— START OF Stored rows —

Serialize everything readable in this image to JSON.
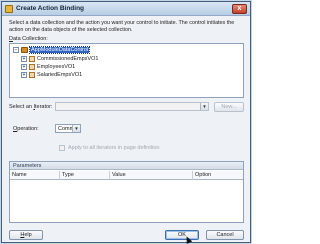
{
  "window": {
    "title": "Create Action Binding",
    "close_glyph": "x"
  },
  "description": "Select a data collection and the action you want your control to initiate. The control initiates the action on the data objects of the selected collection.",
  "data_collection": {
    "label_prefix": "D",
    "label_rest": "ata Collection:",
    "tree": {
      "root": "AppModuleDataControl",
      "children": [
        "CommissionedEmpsVO1",
        "EmployeesVO1",
        "SalariedEmpsVO1"
      ],
      "collapse_glyph": "−",
      "expand_glyph": "+"
    }
  },
  "iterator": {
    "label_before": "Select an ",
    "label_key": "I",
    "label_after": "terator:",
    "value": "",
    "new_button": "New..."
  },
  "operation": {
    "label_key": "O",
    "label_rest": "peration:",
    "value": "Commit"
  },
  "apply_all": {
    "label": "Apply to all iterators in page definition",
    "checked": false
  },
  "parameters": {
    "title": "Parameters",
    "columns": [
      "Name",
      "Type",
      "Value",
      "Option"
    ],
    "rows": []
  },
  "footer": {
    "help_key": "H",
    "help_rest": "elp",
    "ok": "OK",
    "cancel": "Cancel"
  },
  "colors": {
    "selection": "#2f63c4",
    "titlebar": "#b8cde4"
  }
}
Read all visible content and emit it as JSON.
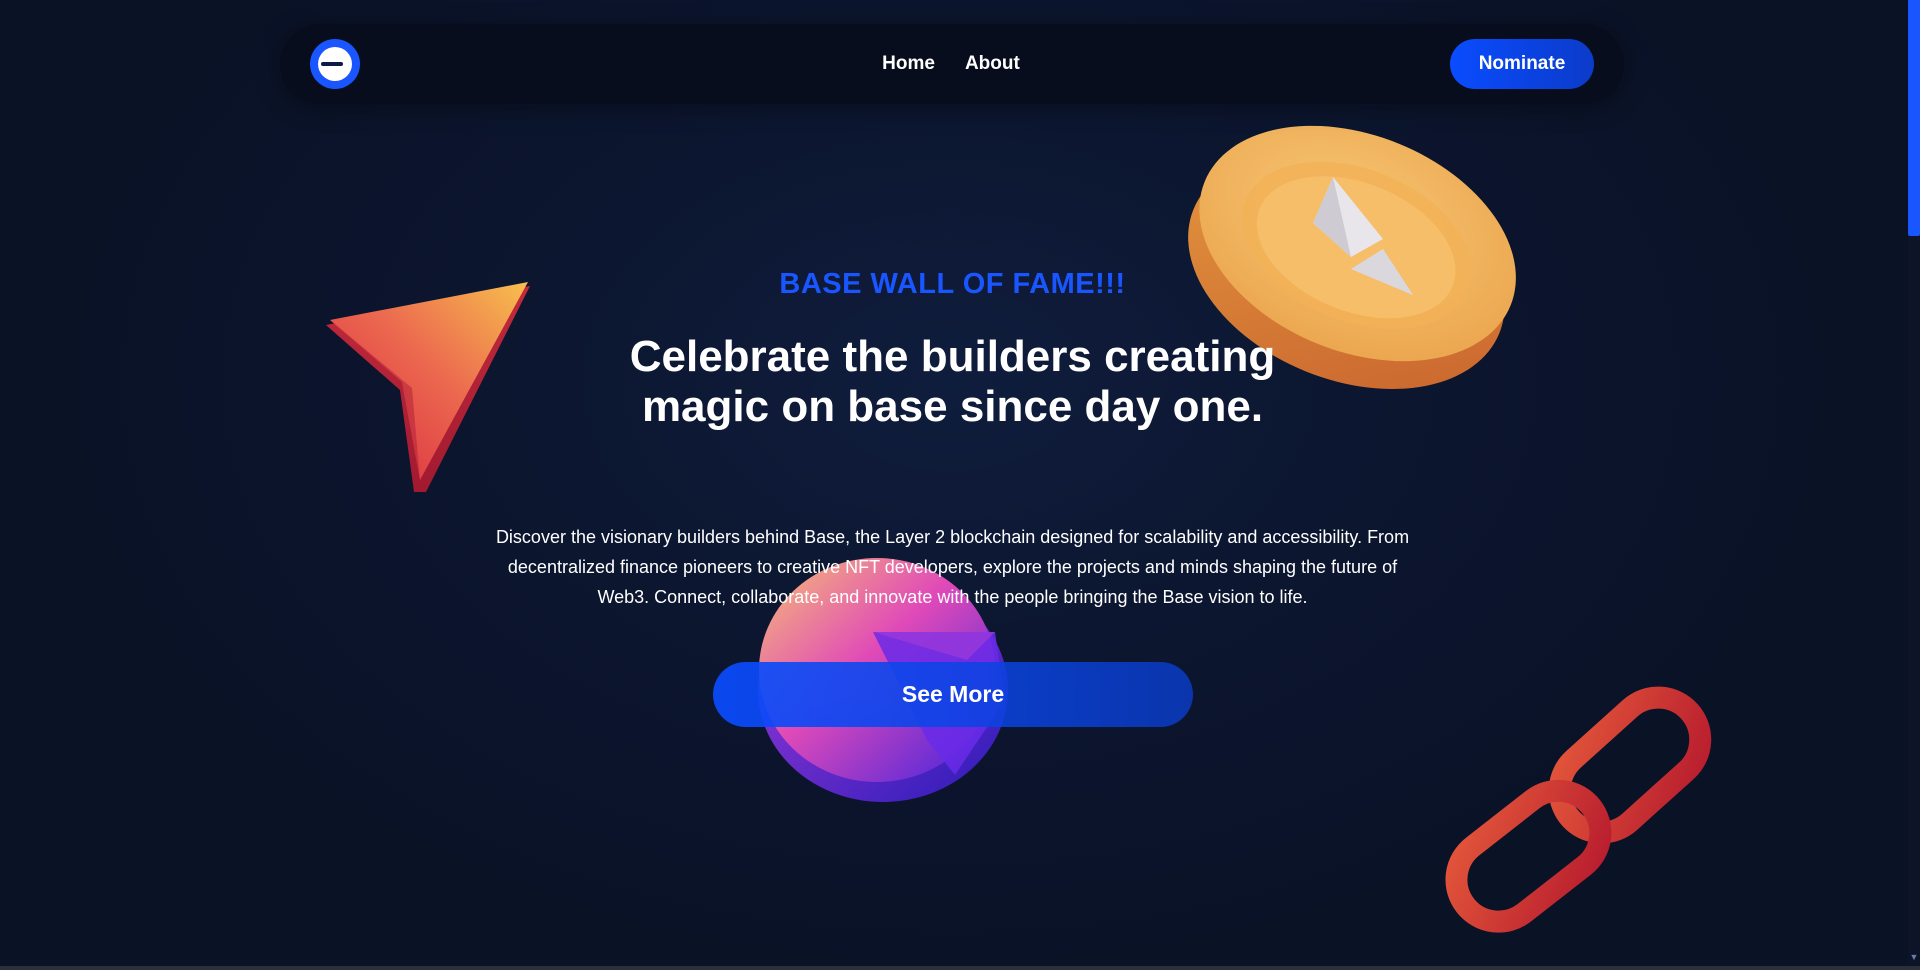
{
  "nav": {
    "logo_icon": "base-logo-icon",
    "links": [
      {
        "label": "Home"
      },
      {
        "label": "About"
      }
    ],
    "nominate_label": "Nominate"
  },
  "hero": {
    "eyebrow": "BASE WALL OF FAME!!!",
    "headline": "Celebrate the builders creating magic on base since day one.",
    "description": "Discover the visionary builders behind Base, the Layer 2 blockchain designed for scalability and accessibility. From decentralized finance pioneers to creative NFT developers, explore the projects and minds shaping the future of Web3. Connect, collaborate, and innovate with the people bringing the Base vision to life.",
    "cta_label": "See More"
  },
  "decorations": [
    {
      "name": "paper-plane-cursor-icon",
      "color_from": "#e8344a",
      "color_to": "#f5b24a"
    },
    {
      "name": "ethereum-coin-icon",
      "color": "#f0a44a"
    },
    {
      "name": "pie-chart-icon",
      "color_from": "#f6b86a",
      "color_to": "#3b1fe0"
    },
    {
      "name": "chain-link-icon",
      "color": "#d9342f"
    }
  ],
  "colors": {
    "background": "#0b1224",
    "accent": "#1a56ff",
    "navbar": "#070d1d",
    "text": "#ffffff"
  }
}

— END OF Stored rows —

- [Instructions for the task]:
Above are the records. Identify each line that contains the word "icon".

- [Finished exercise]:
    "logo_icon": "base-logo-icon",
      "name": "paper-plane-cursor-icon",
      "name": "ethereum-coin-icon",
      "name": "pie-chart-icon",
      "name": "chain-link-icon",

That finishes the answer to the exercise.